:: Records shown
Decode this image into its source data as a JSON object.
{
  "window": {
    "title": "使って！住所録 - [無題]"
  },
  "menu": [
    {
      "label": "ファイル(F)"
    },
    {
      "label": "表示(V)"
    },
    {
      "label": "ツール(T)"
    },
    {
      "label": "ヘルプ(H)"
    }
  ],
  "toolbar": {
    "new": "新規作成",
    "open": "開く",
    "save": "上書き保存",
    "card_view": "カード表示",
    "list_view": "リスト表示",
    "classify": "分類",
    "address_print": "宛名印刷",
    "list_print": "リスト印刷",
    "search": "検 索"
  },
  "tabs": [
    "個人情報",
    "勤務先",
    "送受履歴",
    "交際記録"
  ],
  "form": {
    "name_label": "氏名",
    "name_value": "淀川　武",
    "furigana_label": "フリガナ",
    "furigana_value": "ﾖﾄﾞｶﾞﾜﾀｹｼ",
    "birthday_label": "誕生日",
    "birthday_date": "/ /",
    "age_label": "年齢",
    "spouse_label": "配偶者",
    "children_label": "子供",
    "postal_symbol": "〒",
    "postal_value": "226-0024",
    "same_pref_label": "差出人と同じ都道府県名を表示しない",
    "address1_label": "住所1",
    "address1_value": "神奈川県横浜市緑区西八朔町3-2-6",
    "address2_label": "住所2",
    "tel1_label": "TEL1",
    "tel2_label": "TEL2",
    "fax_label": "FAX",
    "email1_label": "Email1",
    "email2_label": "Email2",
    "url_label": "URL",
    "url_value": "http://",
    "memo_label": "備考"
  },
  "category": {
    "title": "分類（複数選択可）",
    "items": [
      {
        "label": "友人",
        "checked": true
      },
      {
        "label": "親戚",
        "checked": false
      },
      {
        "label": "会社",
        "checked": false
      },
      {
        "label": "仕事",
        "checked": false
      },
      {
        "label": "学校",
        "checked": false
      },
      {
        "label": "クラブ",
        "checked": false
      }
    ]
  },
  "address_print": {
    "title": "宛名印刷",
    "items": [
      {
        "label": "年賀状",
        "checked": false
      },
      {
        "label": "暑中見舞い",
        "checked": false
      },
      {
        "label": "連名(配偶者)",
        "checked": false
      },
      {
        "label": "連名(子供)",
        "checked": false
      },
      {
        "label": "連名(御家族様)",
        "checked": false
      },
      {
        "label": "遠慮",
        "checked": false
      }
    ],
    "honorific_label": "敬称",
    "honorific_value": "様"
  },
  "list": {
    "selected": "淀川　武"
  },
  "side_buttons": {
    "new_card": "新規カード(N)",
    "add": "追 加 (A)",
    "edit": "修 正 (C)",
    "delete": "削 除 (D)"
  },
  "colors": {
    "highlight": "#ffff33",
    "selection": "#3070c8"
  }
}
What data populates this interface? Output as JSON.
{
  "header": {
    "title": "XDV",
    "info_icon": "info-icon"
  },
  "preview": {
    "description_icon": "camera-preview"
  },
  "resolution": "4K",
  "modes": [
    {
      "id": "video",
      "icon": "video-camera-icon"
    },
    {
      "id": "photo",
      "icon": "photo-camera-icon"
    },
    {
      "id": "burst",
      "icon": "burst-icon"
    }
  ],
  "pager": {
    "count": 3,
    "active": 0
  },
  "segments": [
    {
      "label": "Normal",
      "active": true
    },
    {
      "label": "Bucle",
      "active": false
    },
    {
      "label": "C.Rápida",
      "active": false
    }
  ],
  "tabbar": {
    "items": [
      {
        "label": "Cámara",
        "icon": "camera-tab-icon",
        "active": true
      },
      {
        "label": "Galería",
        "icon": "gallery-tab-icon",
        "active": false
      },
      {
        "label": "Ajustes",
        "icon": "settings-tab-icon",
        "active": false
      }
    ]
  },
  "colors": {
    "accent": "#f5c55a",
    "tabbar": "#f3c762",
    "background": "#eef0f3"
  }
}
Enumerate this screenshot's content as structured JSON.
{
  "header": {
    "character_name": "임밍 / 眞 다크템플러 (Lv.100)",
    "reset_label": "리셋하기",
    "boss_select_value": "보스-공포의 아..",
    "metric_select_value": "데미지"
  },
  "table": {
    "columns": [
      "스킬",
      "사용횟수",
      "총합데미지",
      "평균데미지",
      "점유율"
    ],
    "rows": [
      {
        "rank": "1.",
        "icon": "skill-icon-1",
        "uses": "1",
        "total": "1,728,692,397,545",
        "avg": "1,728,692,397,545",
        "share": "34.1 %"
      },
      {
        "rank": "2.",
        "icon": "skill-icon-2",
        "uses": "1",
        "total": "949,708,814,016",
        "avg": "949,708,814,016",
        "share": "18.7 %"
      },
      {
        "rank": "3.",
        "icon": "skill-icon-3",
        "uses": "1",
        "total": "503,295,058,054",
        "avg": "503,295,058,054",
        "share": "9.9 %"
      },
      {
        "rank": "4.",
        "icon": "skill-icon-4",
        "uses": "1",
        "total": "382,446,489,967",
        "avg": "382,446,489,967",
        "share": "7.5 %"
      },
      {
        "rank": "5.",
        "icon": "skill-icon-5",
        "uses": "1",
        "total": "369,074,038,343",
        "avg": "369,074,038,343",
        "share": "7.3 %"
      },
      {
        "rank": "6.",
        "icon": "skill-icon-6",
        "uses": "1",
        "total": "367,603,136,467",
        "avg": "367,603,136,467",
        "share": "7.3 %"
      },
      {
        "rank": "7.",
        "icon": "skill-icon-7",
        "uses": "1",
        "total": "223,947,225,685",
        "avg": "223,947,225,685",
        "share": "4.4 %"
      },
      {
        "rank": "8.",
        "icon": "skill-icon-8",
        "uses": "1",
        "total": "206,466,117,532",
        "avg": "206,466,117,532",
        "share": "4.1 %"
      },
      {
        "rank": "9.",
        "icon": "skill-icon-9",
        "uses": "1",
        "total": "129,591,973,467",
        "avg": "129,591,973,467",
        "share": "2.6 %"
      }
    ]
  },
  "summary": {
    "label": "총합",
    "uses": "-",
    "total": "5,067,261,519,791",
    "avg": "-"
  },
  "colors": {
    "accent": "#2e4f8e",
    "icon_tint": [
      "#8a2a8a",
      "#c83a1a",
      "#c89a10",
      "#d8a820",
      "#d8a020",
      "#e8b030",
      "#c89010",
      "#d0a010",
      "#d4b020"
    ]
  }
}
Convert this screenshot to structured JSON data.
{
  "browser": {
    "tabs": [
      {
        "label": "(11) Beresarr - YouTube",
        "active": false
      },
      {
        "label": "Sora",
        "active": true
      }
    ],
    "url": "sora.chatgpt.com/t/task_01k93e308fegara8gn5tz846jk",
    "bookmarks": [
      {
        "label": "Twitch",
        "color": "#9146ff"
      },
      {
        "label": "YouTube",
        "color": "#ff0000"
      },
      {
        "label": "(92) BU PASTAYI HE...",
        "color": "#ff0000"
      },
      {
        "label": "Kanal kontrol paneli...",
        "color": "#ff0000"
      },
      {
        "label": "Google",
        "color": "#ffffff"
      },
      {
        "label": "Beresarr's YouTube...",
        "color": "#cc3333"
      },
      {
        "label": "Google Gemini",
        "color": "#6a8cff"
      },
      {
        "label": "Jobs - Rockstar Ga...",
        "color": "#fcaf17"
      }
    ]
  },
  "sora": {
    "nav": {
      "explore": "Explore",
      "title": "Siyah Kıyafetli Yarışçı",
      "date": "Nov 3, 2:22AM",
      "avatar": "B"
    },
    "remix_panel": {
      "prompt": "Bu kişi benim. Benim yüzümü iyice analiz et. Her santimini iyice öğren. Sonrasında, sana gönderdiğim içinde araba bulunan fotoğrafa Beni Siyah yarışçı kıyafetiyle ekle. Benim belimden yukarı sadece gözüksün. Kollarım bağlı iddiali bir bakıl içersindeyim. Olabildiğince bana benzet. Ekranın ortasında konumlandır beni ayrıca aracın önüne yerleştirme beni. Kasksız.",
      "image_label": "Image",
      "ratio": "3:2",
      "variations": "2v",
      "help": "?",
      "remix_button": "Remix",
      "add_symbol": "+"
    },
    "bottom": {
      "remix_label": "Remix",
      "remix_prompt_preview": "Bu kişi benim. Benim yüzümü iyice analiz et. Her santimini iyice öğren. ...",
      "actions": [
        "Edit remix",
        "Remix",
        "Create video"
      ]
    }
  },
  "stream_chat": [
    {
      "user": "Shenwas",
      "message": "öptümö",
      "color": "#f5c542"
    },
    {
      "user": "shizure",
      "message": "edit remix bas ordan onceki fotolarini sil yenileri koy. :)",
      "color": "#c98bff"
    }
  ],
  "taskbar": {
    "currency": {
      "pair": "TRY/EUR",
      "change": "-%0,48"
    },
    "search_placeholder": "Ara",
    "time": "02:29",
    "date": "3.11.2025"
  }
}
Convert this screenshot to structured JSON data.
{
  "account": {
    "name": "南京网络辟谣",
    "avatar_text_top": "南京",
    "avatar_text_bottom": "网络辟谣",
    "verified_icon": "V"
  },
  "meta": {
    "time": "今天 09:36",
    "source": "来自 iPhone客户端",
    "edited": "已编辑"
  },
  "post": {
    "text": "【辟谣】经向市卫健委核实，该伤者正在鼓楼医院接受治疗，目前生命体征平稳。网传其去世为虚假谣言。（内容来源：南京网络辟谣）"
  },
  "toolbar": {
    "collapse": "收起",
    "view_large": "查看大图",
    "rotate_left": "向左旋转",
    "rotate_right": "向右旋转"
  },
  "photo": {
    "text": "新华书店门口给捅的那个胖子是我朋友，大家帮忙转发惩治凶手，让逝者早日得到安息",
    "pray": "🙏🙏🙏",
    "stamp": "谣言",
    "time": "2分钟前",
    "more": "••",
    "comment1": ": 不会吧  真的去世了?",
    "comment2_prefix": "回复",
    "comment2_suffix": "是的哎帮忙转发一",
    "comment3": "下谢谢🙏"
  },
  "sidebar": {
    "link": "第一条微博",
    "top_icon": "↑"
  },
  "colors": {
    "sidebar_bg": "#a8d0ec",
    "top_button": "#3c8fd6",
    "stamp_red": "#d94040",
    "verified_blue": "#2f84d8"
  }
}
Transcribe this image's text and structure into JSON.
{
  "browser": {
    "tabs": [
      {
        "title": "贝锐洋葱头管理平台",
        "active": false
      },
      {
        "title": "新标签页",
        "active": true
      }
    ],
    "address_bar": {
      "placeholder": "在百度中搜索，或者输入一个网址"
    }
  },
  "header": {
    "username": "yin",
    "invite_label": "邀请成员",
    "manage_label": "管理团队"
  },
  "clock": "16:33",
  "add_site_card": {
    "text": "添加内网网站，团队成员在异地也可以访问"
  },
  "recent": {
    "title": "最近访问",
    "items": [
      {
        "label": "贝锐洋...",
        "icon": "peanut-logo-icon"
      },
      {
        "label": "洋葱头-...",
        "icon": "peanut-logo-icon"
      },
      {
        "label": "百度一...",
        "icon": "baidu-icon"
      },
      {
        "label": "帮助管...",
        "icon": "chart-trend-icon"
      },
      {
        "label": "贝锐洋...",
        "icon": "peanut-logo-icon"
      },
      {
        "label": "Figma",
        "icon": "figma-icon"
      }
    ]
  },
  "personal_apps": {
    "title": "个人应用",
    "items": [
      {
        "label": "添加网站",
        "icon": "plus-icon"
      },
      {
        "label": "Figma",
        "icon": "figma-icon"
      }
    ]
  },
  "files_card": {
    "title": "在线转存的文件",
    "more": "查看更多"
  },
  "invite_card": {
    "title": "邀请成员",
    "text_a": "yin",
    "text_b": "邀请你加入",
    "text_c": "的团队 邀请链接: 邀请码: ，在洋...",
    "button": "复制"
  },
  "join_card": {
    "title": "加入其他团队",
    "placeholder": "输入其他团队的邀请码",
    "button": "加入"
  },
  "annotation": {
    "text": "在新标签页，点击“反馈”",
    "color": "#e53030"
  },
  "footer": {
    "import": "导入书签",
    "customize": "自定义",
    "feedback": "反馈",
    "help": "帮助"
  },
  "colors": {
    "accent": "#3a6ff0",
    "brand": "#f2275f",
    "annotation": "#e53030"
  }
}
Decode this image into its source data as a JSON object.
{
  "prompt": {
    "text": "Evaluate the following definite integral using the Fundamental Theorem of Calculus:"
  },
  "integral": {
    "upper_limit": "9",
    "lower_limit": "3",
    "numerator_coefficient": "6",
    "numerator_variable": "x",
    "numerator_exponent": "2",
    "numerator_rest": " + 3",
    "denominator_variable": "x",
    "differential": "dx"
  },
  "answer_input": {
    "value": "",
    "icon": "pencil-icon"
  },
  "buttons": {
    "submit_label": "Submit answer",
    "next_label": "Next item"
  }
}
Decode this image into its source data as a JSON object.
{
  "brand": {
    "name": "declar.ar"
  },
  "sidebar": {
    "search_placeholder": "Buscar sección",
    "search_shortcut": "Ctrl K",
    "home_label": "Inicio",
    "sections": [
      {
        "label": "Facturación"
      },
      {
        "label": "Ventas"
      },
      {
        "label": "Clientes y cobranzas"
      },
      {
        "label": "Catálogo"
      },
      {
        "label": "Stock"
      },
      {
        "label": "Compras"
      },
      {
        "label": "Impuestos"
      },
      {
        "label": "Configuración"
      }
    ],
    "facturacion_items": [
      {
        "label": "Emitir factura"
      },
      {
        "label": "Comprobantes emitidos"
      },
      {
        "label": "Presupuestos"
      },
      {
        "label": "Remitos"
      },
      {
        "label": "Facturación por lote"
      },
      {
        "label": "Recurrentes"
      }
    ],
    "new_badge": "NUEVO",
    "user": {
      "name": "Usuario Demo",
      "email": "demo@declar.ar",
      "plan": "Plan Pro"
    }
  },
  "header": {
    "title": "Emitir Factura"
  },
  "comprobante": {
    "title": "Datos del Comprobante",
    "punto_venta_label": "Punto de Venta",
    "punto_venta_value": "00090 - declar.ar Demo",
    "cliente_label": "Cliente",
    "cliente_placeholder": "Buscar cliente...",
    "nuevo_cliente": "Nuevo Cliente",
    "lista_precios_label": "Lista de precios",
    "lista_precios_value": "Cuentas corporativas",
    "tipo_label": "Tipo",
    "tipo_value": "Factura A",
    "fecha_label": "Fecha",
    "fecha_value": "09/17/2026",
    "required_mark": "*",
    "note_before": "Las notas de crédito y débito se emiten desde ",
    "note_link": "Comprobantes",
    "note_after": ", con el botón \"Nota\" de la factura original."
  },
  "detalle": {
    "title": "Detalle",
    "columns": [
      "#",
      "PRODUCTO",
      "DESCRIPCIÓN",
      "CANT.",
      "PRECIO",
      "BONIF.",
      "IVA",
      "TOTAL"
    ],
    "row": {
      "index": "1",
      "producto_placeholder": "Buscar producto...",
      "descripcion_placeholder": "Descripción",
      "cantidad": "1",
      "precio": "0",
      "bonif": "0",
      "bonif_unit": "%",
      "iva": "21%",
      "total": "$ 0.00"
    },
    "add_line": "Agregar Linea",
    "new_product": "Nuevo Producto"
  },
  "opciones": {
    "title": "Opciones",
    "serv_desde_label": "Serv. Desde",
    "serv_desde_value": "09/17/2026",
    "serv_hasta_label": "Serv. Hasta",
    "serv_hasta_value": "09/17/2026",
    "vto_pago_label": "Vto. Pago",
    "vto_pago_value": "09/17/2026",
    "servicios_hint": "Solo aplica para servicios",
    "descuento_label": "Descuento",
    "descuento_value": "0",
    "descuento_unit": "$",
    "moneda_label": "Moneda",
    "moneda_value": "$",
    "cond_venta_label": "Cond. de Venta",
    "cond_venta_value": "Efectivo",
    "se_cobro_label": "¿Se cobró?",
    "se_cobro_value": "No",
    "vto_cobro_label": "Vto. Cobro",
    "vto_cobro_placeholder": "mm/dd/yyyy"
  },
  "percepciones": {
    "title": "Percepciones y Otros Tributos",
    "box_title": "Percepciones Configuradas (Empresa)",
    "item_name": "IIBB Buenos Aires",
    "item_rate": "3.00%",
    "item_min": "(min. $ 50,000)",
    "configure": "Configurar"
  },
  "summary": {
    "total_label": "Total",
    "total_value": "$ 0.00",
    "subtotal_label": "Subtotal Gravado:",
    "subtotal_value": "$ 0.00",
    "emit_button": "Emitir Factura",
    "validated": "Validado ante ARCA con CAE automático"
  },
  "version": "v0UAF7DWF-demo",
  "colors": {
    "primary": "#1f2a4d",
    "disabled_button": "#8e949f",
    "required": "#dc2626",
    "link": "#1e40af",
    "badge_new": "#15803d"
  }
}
::::
### Problem to work on
Copy down every line of the entries containing the word "accent".

### Answer to this task
    "accent": "#f5c55a",
    "accent": "#2e4f8e",
    "accent": "#3a6ff0",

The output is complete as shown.